* Objective: Pick out the lines below that contain the string "support" and copy them all.

* Entries:
▼▼▼
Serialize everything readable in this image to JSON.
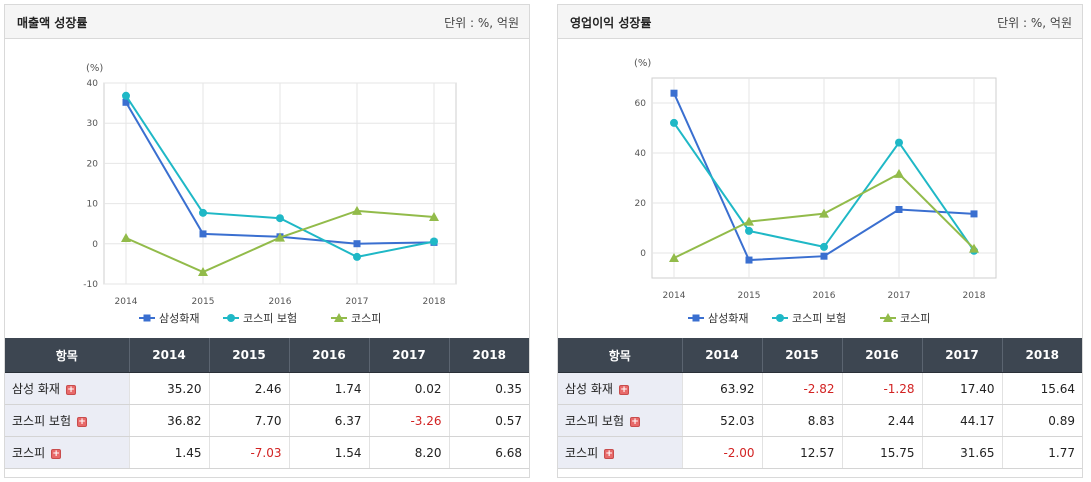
{
  "colors": {
    "samsung": "#3a6fd0",
    "kospi_insurance": "#1fb8c6",
    "kospi": "#92bb4a"
  },
  "icons": {
    "expand": "plus-icon"
  },
  "panels": [
    {
      "title": "매출액 성장률",
      "unit": "단위 : %, 억원",
      "y_unit_label": "(%)",
      "table": {
        "header": [
          "항목",
          "2014",
          "2015",
          "2016",
          "2017",
          "2018"
        ],
        "rows": [
          {
            "label": "삼성 화재",
            "values": [
              "35.20",
              "2.46",
              "1.74",
              "0.02",
              "0.35"
            ]
          },
          {
            "label": "코스피 보험",
            "values": [
              "36.82",
              "7.70",
              "6.37",
              "-3.26",
              "0.57"
            ]
          },
          {
            "label": "코스피",
            "values": [
              "1.45",
              "-7.03",
              "1.54",
              "8.20",
              "6.68"
            ]
          }
        ]
      }
    },
    {
      "title": "영업이익 성장률",
      "unit": "단위 : %, 억원",
      "y_unit_label": "(%)",
      "table": {
        "header": [
          "항목",
          "2014",
          "2015",
          "2016",
          "2017",
          "2018"
        ],
        "rows": [
          {
            "label": "삼성 화재",
            "values": [
              "63.92",
              "-2.82",
              "-1.28",
              "17.40",
              "15.64"
            ]
          },
          {
            "label": "코스피 보험",
            "values": [
              "52.03",
              "8.83",
              "2.44",
              "44.17",
              "0.89"
            ]
          },
          {
            "label": "코스피",
            "values": [
              "-2.00",
              "12.57",
              "15.75",
              "31.65",
              "1.77"
            ]
          }
        ]
      }
    }
  ],
  "chart_data": [
    {
      "type": "line",
      "title": "매출액 성장률",
      "ylabel": "(%)",
      "x": [
        "2014",
        "2015",
        "2016",
        "2017",
        "2018"
      ],
      "yticks": [
        40,
        30,
        20,
        10,
        0,
        -10
      ],
      "ylim": [
        -10,
        40
      ],
      "grid": true,
      "legend_position": "bottom",
      "series": [
        {
          "name": "삼성화재",
          "values": [
            35.2,
            2.46,
            1.74,
            0.02,
            0.35
          ],
          "marker": "square"
        },
        {
          "name": "코스피 보험",
          "values": [
            36.82,
            7.7,
            6.37,
            -3.26,
            0.57
          ],
          "marker": "diamond"
        },
        {
          "name": "코스피",
          "values": [
            1.45,
            -7.03,
            1.54,
            8.2,
            6.68
          ],
          "marker": "triangle"
        }
      ]
    },
    {
      "type": "line",
      "title": "영업이익 성장률",
      "ylabel": "(%)",
      "x": [
        "2014",
        "2015",
        "2016",
        "2017",
        "2018"
      ],
      "yticks": [
        60,
        40,
        20,
        0
      ],
      "ylim": [
        -10,
        70
      ],
      "grid": true,
      "legend_position": "bottom",
      "series": [
        {
          "name": "삼성화재",
          "values": [
            63.92,
            -2.82,
            -1.28,
            17.4,
            15.64
          ],
          "marker": "square"
        },
        {
          "name": "코스피 보험",
          "values": [
            52.03,
            8.83,
            2.44,
            44.17,
            0.89
          ],
          "marker": "diamond"
        },
        {
          "name": "코스피",
          "values": [
            -2.0,
            12.57,
            15.75,
            31.65,
            1.77
          ],
          "marker": "triangle"
        }
      ]
    }
  ]
}
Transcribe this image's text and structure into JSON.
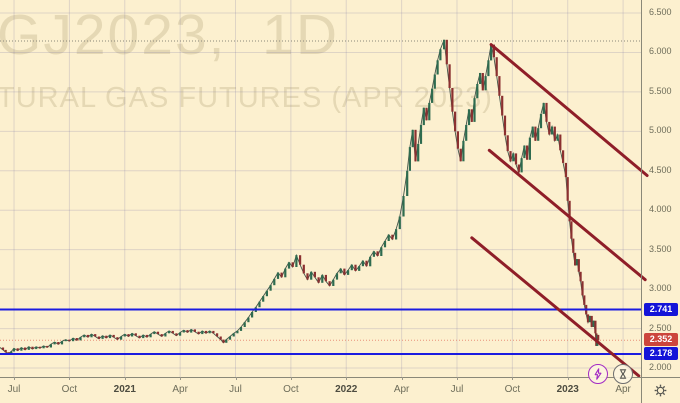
{
  "watermark": {
    "symbol": "GJ2023,  1D",
    "description": "TURAL GAS FUTURES (APR 2023)"
  },
  "colors": {
    "background": "#fcf0cf",
    "grid": "rgba(120,115,165,0.22)",
    "axis_border": "#8a8878",
    "axis_text": "#6e6d5a",
    "candle_up": "#2e6b4f",
    "candle_down": "#8b3030",
    "wick": "#44554a",
    "blue_line": "#1b1be0",
    "blue_label_bg": "#1414d8",
    "last_price_label_bg": "#cc453c",
    "last_price_line": "#e8907a",
    "dotted_high_line": "#8a877a",
    "trendline": "#8f1e28",
    "bolt_icon": "#a32cc4",
    "gray_icon": "#555550"
  },
  "chart_data": {
    "type": "candlestick",
    "title": "GJ2023, 1D",
    "subtitle": "TURAL GAS FUTURES (APR 2023)",
    "x_unit": "months since Jul 2020",
    "xlim": [
      -0.76,
      33.97
    ],
    "ylim": [
      1.886,
      6.665
    ],
    "grid": true,
    "x_ticks": [
      {
        "pos": 0,
        "label": "Jul",
        "bold": false
      },
      {
        "pos": 3,
        "label": "Oct",
        "bold": false
      },
      {
        "pos": 6,
        "label": "2021",
        "bold": true
      },
      {
        "pos": 9,
        "label": "Apr",
        "bold": false
      },
      {
        "pos": 12,
        "label": "Jul",
        "bold": false
      },
      {
        "pos": 15,
        "label": "Oct",
        "bold": false
      },
      {
        "pos": 18,
        "label": "2022",
        "bold": true
      },
      {
        "pos": 21,
        "label": "Apr",
        "bold": false
      },
      {
        "pos": 24,
        "label": "Jul",
        "bold": false
      },
      {
        "pos": 27,
        "label": "Oct",
        "bold": false
      },
      {
        "pos": 30,
        "label": "2023",
        "bold": true
      },
      {
        "pos": 33,
        "label": "Apr",
        "bold": false
      }
    ],
    "y_ticks": [
      {
        "value": 6.5,
        "label": "6.500"
      },
      {
        "value": 6.0,
        "label": "6.000"
      },
      {
        "value": 5.5,
        "label": "5.500"
      },
      {
        "value": 5.0,
        "label": "5.000"
      },
      {
        "value": 4.5,
        "label": "4.500"
      },
      {
        "value": 4.0,
        "label": "4.000"
      },
      {
        "value": 3.5,
        "label": "3.500"
      },
      {
        "value": 3.0,
        "label": "3.000"
      },
      {
        "value": 2.5,
        "label": "2.500"
      },
      {
        "value": 2.0,
        "label": "2.000"
      }
    ],
    "hlines": [
      {
        "price": 6.145,
        "style": "dotted",
        "color": "#8a877a",
        "label": null,
        "label_bg": null,
        "name": "high-dotted-line"
      },
      {
        "price": 2.741,
        "style": "solid",
        "color": "#1b1be0",
        "label": "2.741",
        "label_bg": "#1414d8",
        "name": "support-line-2741"
      },
      {
        "price": 2.352,
        "style": "dotted",
        "color": "#e8907a",
        "label": "2.352",
        "label_bg": "#cc453c",
        "name": "last-price-line"
      },
      {
        "price": 2.178,
        "style": "solid",
        "color": "#1b1be0",
        "label": "2.178",
        "label_bg": "#1414d8",
        "name": "support-line-2178"
      }
    ],
    "last_price": "2.352",
    "trendlines": [
      [
        25.85,
        6.1,
        34.3,
        4.44
      ],
      [
        25.75,
        4.76,
        34.2,
        3.12
      ],
      [
        24.8,
        3.65,
        33.85,
        1.9
      ]
    ],
    "series": [
      [
        -0.76,
        2.26
      ],
      [
        -0.6,
        2.23
      ],
      [
        -0.45,
        2.2
      ],
      [
        -0.3,
        2.18
      ],
      [
        -0.15,
        2.21
      ],
      [
        0,
        2.25
      ],
      [
        0.2,
        2.22
      ],
      [
        0.4,
        2.26
      ],
      [
        0.6,
        2.23
      ],
      [
        0.8,
        2.27
      ],
      [
        1.0,
        2.24
      ],
      [
        1.2,
        2.27
      ],
      [
        1.4,
        2.25
      ],
      [
        1.6,
        2.28
      ],
      [
        1.8,
        2.26
      ],
      [
        2.0,
        2.3
      ],
      [
        2.2,
        2.33
      ],
      [
        2.4,
        2.3
      ],
      [
        2.6,
        2.34
      ],
      [
        2.8,
        2.36
      ],
      [
        3.0,
        2.34
      ],
      [
        3.2,
        2.38
      ],
      [
        3.4,
        2.35
      ],
      [
        3.6,
        2.39
      ],
      [
        3.8,
        2.42
      ],
      [
        4.0,
        2.39
      ],
      [
        4.2,
        2.43
      ],
      [
        4.4,
        2.4
      ],
      [
        4.6,
        2.37
      ],
      [
        4.8,
        2.41
      ],
      [
        5.0,
        2.38
      ],
      [
        5.2,
        2.42
      ],
      [
        5.4,
        2.39
      ],
      [
        5.6,
        2.36
      ],
      [
        5.8,
        2.4
      ],
      [
        6.0,
        2.43
      ],
      [
        6.2,
        2.4
      ],
      [
        6.4,
        2.44
      ],
      [
        6.6,
        2.41
      ],
      [
        6.8,
        2.38
      ],
      [
        7.0,
        2.42
      ],
      [
        7.2,
        2.39
      ],
      [
        7.4,
        2.43
      ],
      [
        7.6,
        2.46
      ],
      [
        7.8,
        2.43
      ],
      [
        8.0,
        2.4
      ],
      [
        8.2,
        2.44
      ],
      [
        8.4,
        2.47
      ],
      [
        8.6,
        2.44
      ],
      [
        8.8,
        2.41
      ],
      [
        9.0,
        2.45
      ],
      [
        9.2,
        2.48
      ],
      [
        9.4,
        2.45
      ],
      [
        9.6,
        2.49
      ],
      [
        9.8,
        2.46
      ],
      [
        10.0,
        2.43
      ],
      [
        10.2,
        2.47
      ],
      [
        10.4,
        2.44
      ],
      [
        10.6,
        2.47
      ],
      [
        10.8,
        2.44
      ],
      [
        11.0,
        2.4
      ],
      [
        11.2,
        2.36
      ],
      [
        11.35,
        2.32
      ],
      [
        11.5,
        2.36
      ],
      [
        11.7,
        2.4
      ],
      [
        11.9,
        2.44
      ],
      [
        12.1,
        2.47
      ],
      [
        12.3,
        2.52
      ],
      [
        12.5,
        2.58
      ],
      [
        12.7,
        2.64
      ],
      [
        12.9,
        2.71
      ],
      [
        13.1,
        2.77
      ],
      [
        13.3,
        2.84
      ],
      [
        13.5,
        2.91
      ],
      [
        13.7,
        2.98
      ],
      [
        13.9,
        3.05
      ],
      [
        14.1,
        3.13
      ],
      [
        14.3,
        3.21
      ],
      [
        14.5,
        3.15
      ],
      [
        14.7,
        3.26
      ],
      [
        14.9,
        3.34
      ],
      [
        15.1,
        3.28
      ],
      [
        15.3,
        3.43
      ],
      [
        15.5,
        3.31
      ],
      [
        15.7,
        3.2
      ],
      [
        15.9,
        3.12
      ],
      [
        16.1,
        3.22
      ],
      [
        16.3,
        3.15
      ],
      [
        16.5,
        3.08
      ],
      [
        16.7,
        3.18
      ],
      [
        16.9,
        3.1
      ],
      [
        17.1,
        3.04
      ],
      [
        17.3,
        3.12
      ],
      [
        17.5,
        3.2
      ],
      [
        17.7,
        3.26
      ],
      [
        17.9,
        3.18
      ],
      [
        18.1,
        3.24
      ],
      [
        18.3,
        3.31
      ],
      [
        18.5,
        3.23
      ],
      [
        18.7,
        3.29
      ],
      [
        18.9,
        3.36
      ],
      [
        19.1,
        3.29
      ],
      [
        19.3,
        3.41
      ],
      [
        19.5,
        3.48
      ],
      [
        19.7,
        3.42
      ],
      [
        19.9,
        3.53
      ],
      [
        20.1,
        3.61
      ],
      [
        20.3,
        3.69
      ],
      [
        20.5,
        3.63
      ],
      [
        20.7,
        3.76
      ],
      [
        20.9,
        3.92
      ],
      [
        21.1,
        4.18
      ],
      [
        21.3,
        4.5
      ],
      [
        21.45,
        4.8
      ],
      [
        21.6,
        5.02
      ],
      [
        21.75,
        4.62
      ],
      [
        21.9,
        4.84
      ],
      [
        22.05,
        5.08
      ],
      [
        22.2,
        5.3
      ],
      [
        22.35,
        5.14
      ],
      [
        22.5,
        5.36
      ],
      [
        22.65,
        5.54
      ],
      [
        22.8,
        5.72
      ],
      [
        22.95,
        5.9
      ],
      [
        23.1,
        6.04
      ],
      [
        23.3,
        6.16
      ],
      [
        23.45,
        5.85
      ],
      [
        23.6,
        5.55
      ],
      [
        23.75,
        5.25
      ],
      [
        23.9,
        5.0
      ],
      [
        24.05,
        4.78
      ],
      [
        24.2,
        4.62
      ],
      [
        24.35,
        4.88
      ],
      [
        24.5,
        5.08
      ],
      [
        24.65,
        5.28
      ],
      [
        24.8,
        5.12
      ],
      [
        24.95,
        5.42
      ],
      [
        25.1,
        5.6
      ],
      [
        25.25,
        5.74
      ],
      [
        25.4,
        5.52
      ],
      [
        25.55,
        5.7
      ],
      [
        25.7,
        5.9
      ],
      [
        25.85,
        6.1
      ],
      [
        26.0,
        5.94
      ],
      [
        26.15,
        5.7
      ],
      [
        26.3,
        5.45
      ],
      [
        26.45,
        5.2
      ],
      [
        26.6,
        4.95
      ],
      [
        26.75,
        4.75
      ],
      [
        26.9,
        4.62
      ],
      [
        27.05,
        4.72
      ],
      [
        27.2,
        4.58
      ],
      [
        27.35,
        4.48
      ],
      [
        27.5,
        4.66
      ],
      [
        27.65,
        4.82
      ],
      [
        27.8,
        4.64
      ],
      [
        27.95,
        4.92
      ],
      [
        28.1,
        5.06
      ],
      [
        28.25,
        4.88
      ],
      [
        28.4,
        5.04
      ],
      [
        28.55,
        5.22
      ],
      [
        28.7,
        5.36
      ],
      [
        28.85,
        5.12
      ],
      [
        29.0,
        4.96
      ],
      [
        29.15,
        5.06
      ],
      [
        29.3,
        4.88
      ],
      [
        29.45,
        4.96
      ],
      [
        29.6,
        4.76
      ],
      [
        29.75,
        4.6
      ],
      [
        29.9,
        4.42
      ],
      [
        30.0,
        4.12
      ],
      [
        30.1,
        3.86
      ],
      [
        30.2,
        3.64
      ],
      [
        30.3,
        3.46
      ],
      [
        30.4,
        3.3
      ],
      [
        30.5,
        3.38
      ],
      [
        30.6,
        3.22
      ],
      [
        30.7,
        3.1
      ],
      [
        30.8,
        2.92
      ],
      [
        30.9,
        2.8
      ],
      [
        31.0,
        2.68
      ],
      [
        31.1,
        2.58
      ],
      [
        31.2,
        2.66
      ],
      [
        31.3,
        2.52
      ],
      [
        31.4,
        2.6
      ],
      [
        31.5,
        2.44
      ],
      [
        31.55,
        2.28
      ],
      [
        31.6,
        2.42
      ],
      [
        31.65,
        2.35
      ]
    ]
  }
}
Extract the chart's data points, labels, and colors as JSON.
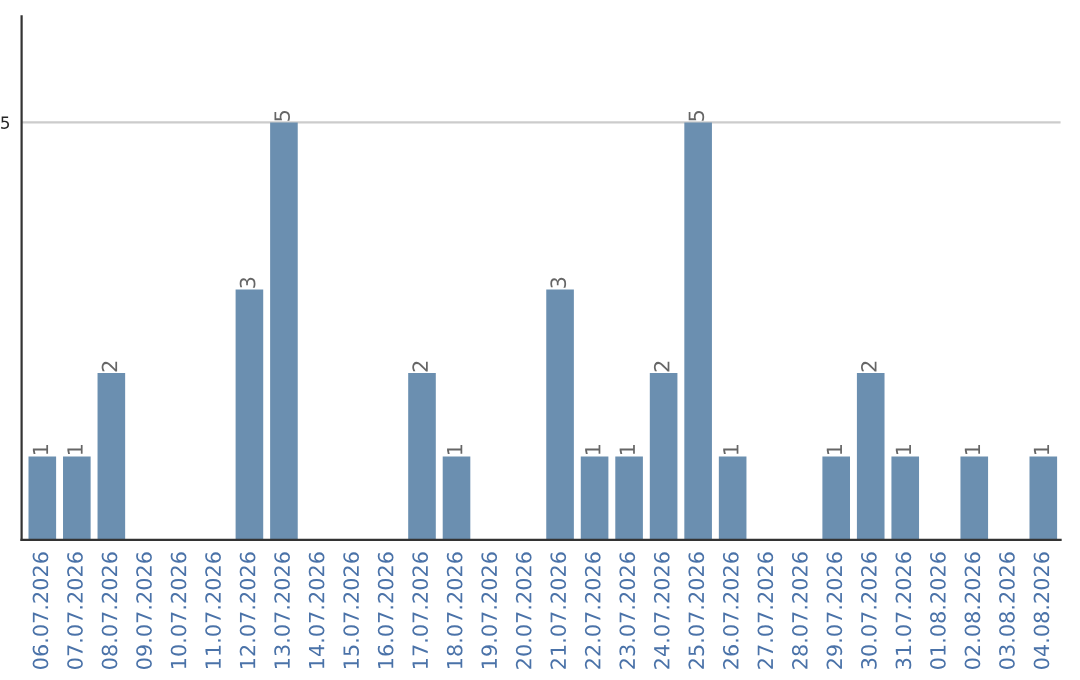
▲▲▲
* Exercise response:
        "name": "support-line-2741"
        "name": "support-line-2178"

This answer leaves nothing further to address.